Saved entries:
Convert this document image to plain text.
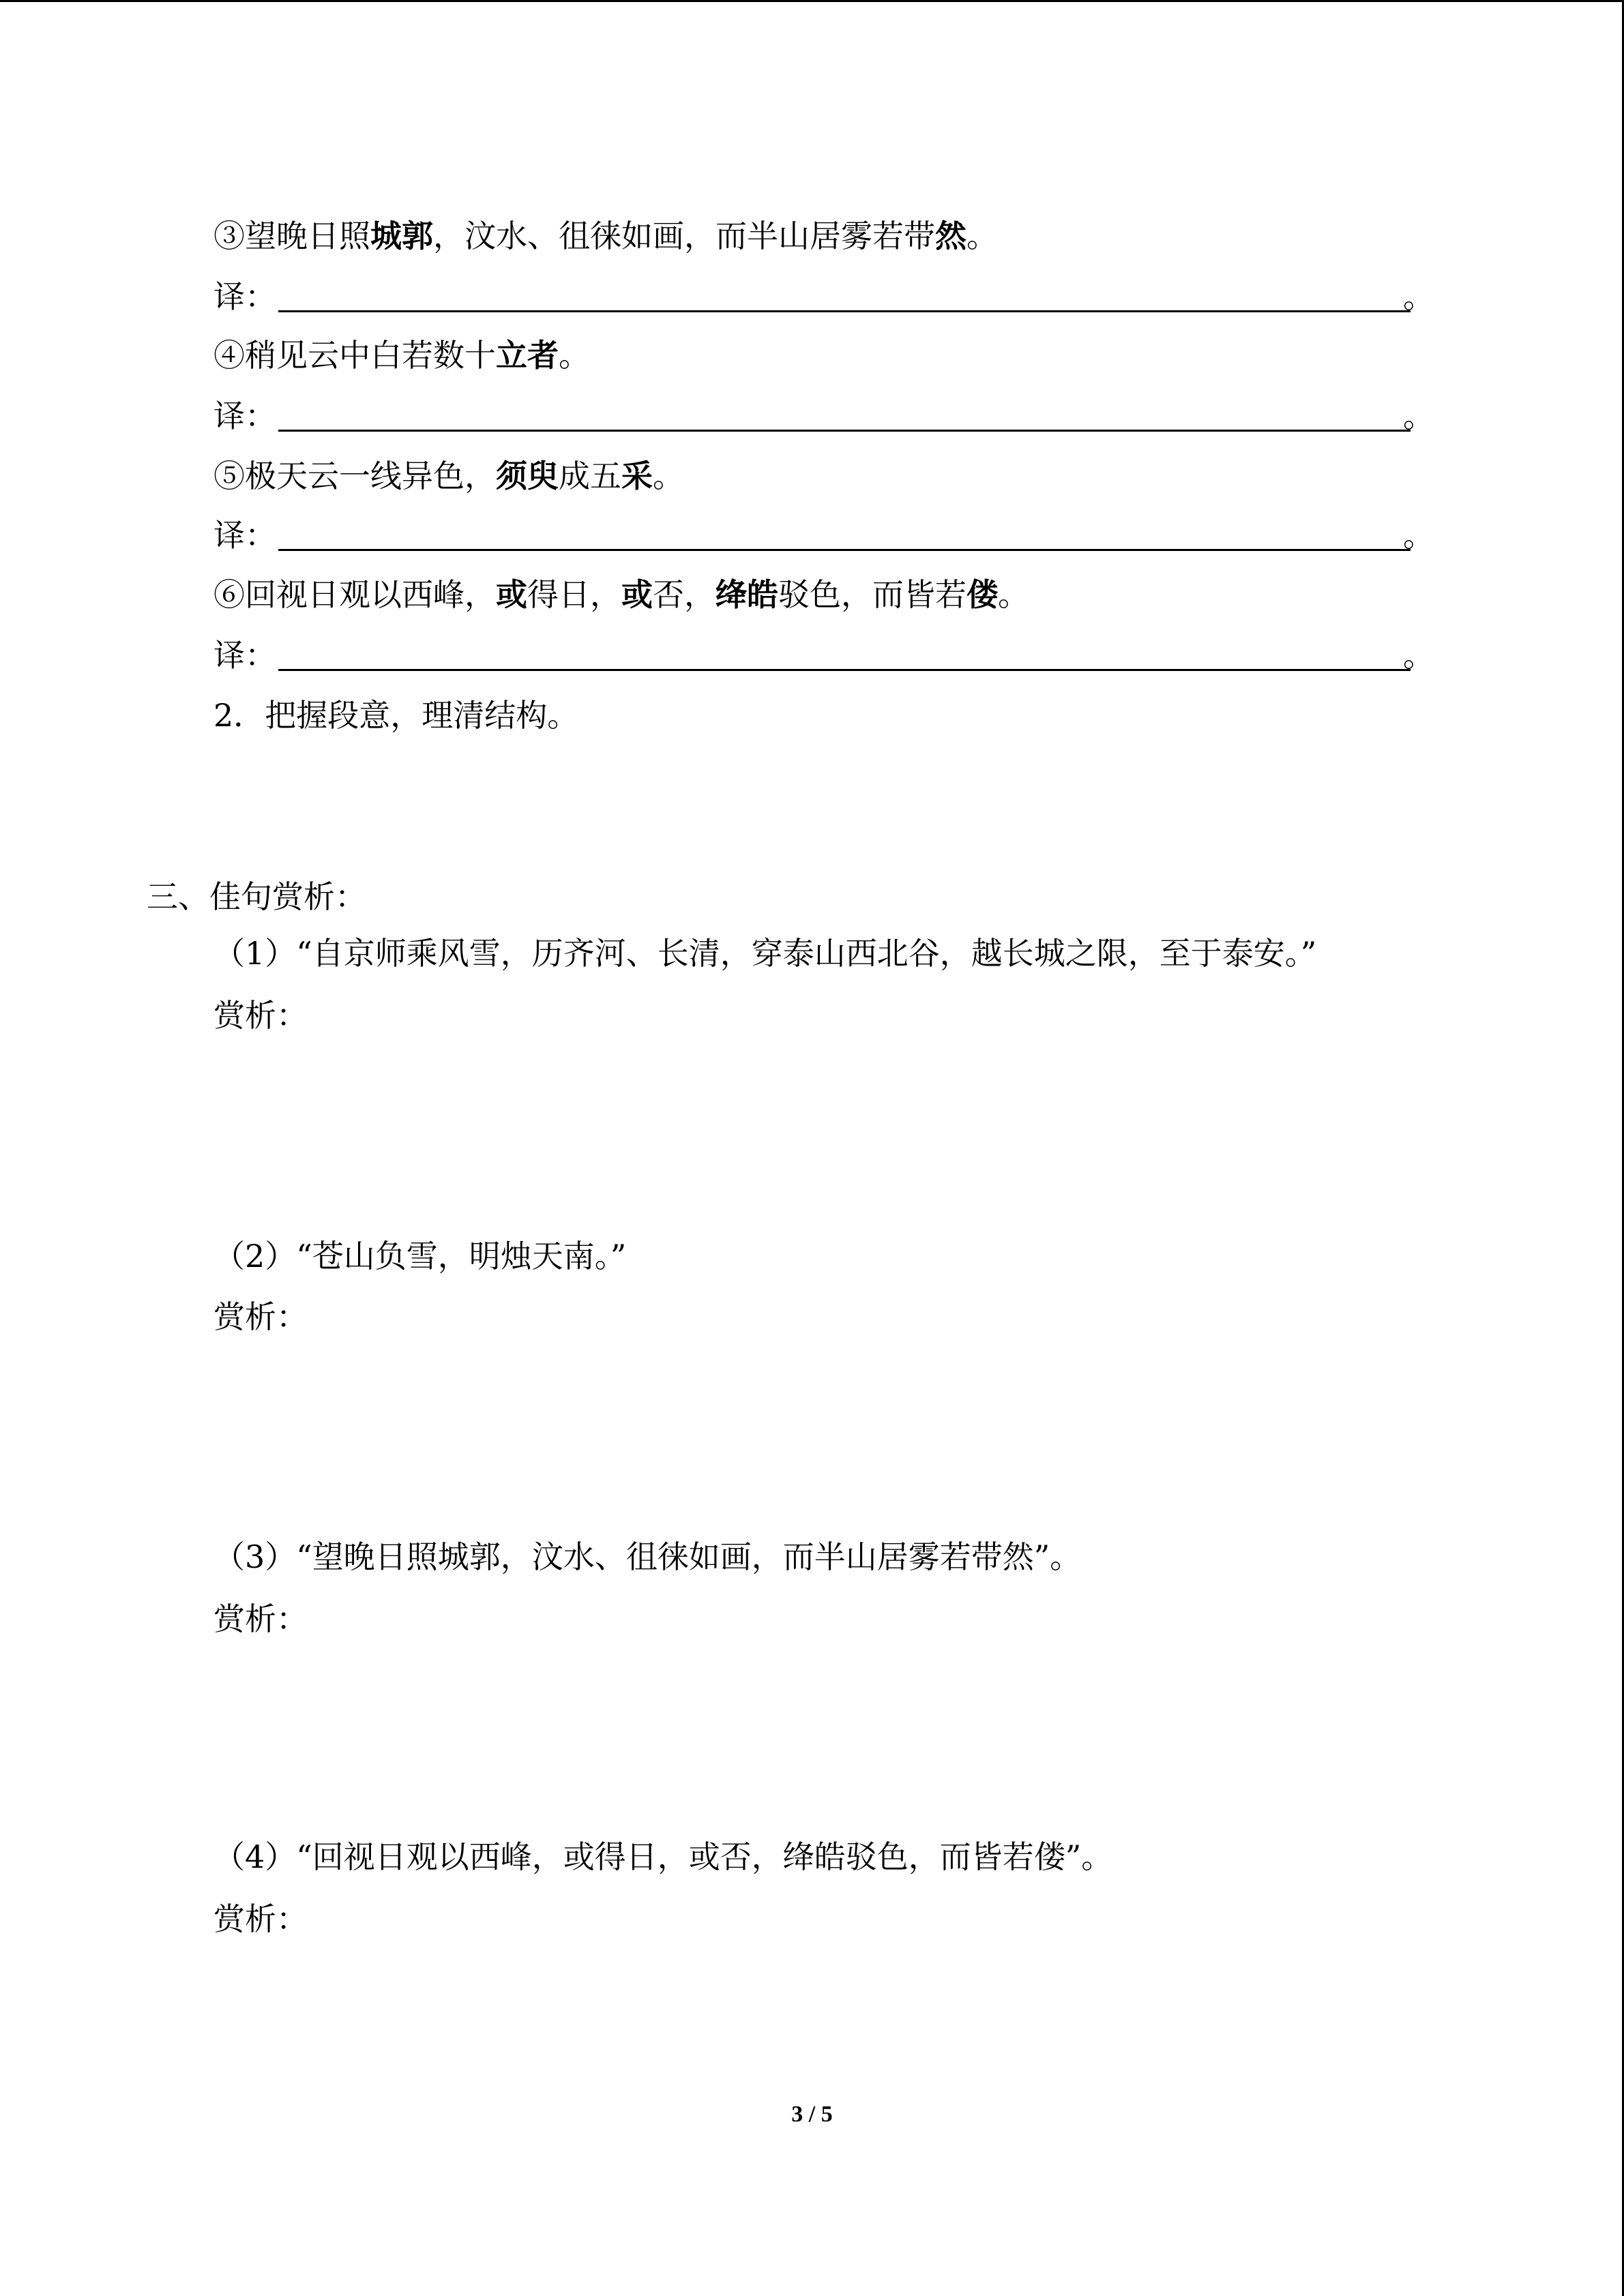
③望晚日照城郭，汶水、徂徕如画，而半山居雾若带然。
译：	。
④稍见云中白若数十立者。
译：	。
⑤极天云一线异色，须臾成五采。
译：	。
⑥回视日观以西峰，或得日，或否，绛皓驳色，而皆若偻。
译：	。
2．把握段意，理清结构。
三、佳句赏析：
（1）“自京师乘风雪，历齐河、长清，穿泰山西北谷，越长城之限，至于泰安。”
赏析：
（2）“苍山负雪，明烛天南。”
赏析：
（3）“望晚日照城郭，汶水、徂徕如画，而半山居雾若带然”。
赏析：
（4）“回视日观以西峰，或得日，或否，绛皓驳色，而皆若偻”。
赏析：
3 / 5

*Stated problem*: Pictures excluded, quote all the data above exactly.

*Exercise solution*:
Convert this document image to plain text.
③望晚日照城郭，汶水、徂徕如画，而半山居雾若带然。
译：	。
④稍见云中白若数十立者。
译：	。
⑤极天云一线异色，须臾成五采。
译：	。
⑥回视日观以西峰，或得日，或否，绛皓驳色，而皆若偻。
译：	。
2．把握段意，理清结构。
三、佳句赏析：
（1）“自京师乘风雪，历齐河、长清，穿泰山西北谷，越长城之限，至于泰安。”
赏析：
（2）“苍山负雪，明烛天南。”
赏析：
（3）“望晚日照城郭，汶水、徂徕如画，而半山居雾若带然”。
赏析：
（4）“回视日观以西峰，或得日，或否，绛皓驳色，而皆若偻”。
赏析：
3 / 5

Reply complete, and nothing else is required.